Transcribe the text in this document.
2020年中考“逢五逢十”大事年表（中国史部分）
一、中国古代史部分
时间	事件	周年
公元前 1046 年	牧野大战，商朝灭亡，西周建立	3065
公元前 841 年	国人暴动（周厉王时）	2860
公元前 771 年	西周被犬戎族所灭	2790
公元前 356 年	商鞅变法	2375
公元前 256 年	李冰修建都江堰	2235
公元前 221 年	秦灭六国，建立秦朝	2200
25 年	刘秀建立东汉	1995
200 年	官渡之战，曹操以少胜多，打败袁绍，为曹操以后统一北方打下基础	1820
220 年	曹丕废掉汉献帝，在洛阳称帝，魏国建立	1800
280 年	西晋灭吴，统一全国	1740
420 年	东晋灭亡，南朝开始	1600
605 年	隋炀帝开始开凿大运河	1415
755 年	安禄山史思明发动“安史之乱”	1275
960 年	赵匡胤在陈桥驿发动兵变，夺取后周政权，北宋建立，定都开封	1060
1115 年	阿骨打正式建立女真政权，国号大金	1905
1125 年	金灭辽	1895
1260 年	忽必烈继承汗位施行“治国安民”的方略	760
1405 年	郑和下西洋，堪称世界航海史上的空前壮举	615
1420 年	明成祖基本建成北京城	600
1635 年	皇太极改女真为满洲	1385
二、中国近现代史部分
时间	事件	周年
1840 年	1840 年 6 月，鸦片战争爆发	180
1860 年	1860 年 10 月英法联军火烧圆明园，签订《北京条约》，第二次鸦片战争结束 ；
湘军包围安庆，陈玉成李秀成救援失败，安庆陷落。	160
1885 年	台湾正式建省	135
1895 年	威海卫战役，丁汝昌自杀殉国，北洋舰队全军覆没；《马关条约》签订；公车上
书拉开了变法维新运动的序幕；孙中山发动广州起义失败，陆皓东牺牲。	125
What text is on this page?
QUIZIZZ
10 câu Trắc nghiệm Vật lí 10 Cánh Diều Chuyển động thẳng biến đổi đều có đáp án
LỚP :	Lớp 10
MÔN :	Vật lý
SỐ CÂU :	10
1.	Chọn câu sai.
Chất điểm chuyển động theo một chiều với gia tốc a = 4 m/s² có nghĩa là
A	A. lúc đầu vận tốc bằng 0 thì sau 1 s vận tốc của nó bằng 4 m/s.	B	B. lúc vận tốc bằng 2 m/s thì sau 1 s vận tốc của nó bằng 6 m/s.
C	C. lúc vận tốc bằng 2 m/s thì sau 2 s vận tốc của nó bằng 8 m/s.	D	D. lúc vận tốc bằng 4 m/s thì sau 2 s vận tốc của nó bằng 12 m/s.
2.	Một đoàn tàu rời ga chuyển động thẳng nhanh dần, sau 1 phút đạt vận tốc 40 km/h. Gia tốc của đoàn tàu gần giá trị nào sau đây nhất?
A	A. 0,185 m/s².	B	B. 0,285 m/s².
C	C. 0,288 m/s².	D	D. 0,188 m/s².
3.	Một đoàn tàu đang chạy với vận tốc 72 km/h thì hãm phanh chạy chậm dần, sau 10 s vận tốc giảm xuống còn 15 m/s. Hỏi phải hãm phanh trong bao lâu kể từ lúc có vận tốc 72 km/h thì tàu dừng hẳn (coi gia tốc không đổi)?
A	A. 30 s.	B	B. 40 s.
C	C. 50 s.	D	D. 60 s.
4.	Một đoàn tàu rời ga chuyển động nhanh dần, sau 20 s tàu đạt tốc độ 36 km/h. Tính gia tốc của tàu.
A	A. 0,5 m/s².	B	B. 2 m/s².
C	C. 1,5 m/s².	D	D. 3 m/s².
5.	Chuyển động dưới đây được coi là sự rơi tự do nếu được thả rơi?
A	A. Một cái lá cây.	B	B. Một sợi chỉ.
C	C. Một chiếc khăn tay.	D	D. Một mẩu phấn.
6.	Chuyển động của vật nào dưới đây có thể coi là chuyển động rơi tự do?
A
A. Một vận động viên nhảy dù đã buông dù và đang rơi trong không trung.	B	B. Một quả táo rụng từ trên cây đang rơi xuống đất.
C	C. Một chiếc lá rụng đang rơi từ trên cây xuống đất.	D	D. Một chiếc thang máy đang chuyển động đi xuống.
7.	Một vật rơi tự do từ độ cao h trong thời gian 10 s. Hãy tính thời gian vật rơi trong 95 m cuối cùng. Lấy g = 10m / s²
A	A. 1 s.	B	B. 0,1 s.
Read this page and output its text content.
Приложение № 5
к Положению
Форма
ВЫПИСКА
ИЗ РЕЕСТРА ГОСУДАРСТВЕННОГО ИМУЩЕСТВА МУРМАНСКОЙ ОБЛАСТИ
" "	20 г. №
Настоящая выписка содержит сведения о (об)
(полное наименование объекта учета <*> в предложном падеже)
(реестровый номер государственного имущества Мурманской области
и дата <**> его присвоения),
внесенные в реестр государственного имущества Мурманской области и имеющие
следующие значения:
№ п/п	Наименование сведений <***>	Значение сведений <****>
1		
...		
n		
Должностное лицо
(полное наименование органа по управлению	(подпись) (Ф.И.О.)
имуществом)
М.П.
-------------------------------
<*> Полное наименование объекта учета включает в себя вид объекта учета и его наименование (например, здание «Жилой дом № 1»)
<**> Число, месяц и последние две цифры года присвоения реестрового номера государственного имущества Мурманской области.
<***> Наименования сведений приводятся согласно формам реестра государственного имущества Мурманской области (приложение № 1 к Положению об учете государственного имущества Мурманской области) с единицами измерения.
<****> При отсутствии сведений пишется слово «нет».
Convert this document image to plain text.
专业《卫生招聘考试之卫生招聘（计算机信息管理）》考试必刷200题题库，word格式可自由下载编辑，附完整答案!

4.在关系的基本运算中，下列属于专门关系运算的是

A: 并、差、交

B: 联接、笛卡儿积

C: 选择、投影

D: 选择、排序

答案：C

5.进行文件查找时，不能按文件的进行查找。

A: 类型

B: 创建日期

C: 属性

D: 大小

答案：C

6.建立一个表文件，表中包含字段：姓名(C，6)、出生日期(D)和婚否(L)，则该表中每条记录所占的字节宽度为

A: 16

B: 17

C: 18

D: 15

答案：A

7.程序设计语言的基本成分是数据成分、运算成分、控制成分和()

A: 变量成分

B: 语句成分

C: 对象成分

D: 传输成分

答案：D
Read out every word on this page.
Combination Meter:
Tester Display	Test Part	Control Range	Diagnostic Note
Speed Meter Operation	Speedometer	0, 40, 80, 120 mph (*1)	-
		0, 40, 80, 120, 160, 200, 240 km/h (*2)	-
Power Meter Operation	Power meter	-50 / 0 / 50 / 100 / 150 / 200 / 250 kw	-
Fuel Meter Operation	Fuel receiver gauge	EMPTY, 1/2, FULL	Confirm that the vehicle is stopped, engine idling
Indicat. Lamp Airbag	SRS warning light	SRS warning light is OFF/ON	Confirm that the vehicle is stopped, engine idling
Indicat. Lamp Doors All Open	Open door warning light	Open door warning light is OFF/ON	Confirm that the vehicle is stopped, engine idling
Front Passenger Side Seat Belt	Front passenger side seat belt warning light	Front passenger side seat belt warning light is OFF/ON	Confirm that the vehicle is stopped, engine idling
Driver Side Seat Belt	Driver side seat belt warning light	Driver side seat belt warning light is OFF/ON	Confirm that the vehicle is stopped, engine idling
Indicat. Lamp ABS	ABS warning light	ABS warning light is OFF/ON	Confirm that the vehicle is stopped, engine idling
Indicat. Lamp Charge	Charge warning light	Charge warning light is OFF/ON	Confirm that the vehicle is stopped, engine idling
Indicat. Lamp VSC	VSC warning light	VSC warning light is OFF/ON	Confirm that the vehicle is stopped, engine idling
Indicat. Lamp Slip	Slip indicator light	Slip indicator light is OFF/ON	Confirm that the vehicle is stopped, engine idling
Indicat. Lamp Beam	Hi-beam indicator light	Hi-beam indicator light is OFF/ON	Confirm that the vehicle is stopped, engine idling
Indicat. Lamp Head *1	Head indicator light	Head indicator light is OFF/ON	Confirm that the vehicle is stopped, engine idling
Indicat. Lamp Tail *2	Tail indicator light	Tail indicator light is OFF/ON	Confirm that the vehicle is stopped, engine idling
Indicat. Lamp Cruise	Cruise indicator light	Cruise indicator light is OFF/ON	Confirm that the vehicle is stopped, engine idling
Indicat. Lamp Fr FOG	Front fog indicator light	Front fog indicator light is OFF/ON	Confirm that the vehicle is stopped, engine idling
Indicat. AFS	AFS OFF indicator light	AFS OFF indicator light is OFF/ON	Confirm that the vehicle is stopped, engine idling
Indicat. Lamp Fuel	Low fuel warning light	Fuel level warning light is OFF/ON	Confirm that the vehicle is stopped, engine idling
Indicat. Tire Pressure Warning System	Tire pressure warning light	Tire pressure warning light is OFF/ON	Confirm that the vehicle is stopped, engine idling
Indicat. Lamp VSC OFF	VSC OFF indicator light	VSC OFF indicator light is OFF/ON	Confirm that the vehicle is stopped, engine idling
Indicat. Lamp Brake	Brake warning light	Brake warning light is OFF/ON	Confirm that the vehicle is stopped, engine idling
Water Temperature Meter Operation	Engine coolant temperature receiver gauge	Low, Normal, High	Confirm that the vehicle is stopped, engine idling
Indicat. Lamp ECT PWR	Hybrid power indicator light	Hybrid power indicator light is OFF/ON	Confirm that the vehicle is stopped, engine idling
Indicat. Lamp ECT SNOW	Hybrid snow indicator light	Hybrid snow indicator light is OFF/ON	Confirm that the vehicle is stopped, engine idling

## AIM OF THE TASK
Tally up the lines holding the word "Положению" in the data above, and answer with that figure only.

## SOLUTION TO THIS TASK
2